Keep only those lines of the records that include the string "frac".
-- BEGIN THE DATA --
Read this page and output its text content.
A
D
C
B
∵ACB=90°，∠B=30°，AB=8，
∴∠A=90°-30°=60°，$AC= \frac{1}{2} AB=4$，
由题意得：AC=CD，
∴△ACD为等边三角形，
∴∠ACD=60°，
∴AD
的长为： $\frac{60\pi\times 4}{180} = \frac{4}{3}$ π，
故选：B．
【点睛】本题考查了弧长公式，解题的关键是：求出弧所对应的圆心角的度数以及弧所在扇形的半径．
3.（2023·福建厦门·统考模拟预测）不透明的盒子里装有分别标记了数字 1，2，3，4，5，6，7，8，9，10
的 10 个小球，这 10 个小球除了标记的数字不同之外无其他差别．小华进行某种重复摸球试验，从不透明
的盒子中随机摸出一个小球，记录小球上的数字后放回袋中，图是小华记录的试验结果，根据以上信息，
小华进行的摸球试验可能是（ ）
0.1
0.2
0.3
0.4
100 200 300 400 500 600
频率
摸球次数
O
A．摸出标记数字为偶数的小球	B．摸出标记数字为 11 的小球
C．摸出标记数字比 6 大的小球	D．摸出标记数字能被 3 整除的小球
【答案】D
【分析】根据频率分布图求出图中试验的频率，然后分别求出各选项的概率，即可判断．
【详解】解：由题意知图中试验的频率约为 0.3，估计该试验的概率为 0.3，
-- END THE DATA --
## ANSWER BELOW:
∴∠A=90°-30°=60°，$AC= \frac{1}{2} AB=4$，
的长为： $\frac{60\pi\times 4}{180} = \frac{4}{3}$ π，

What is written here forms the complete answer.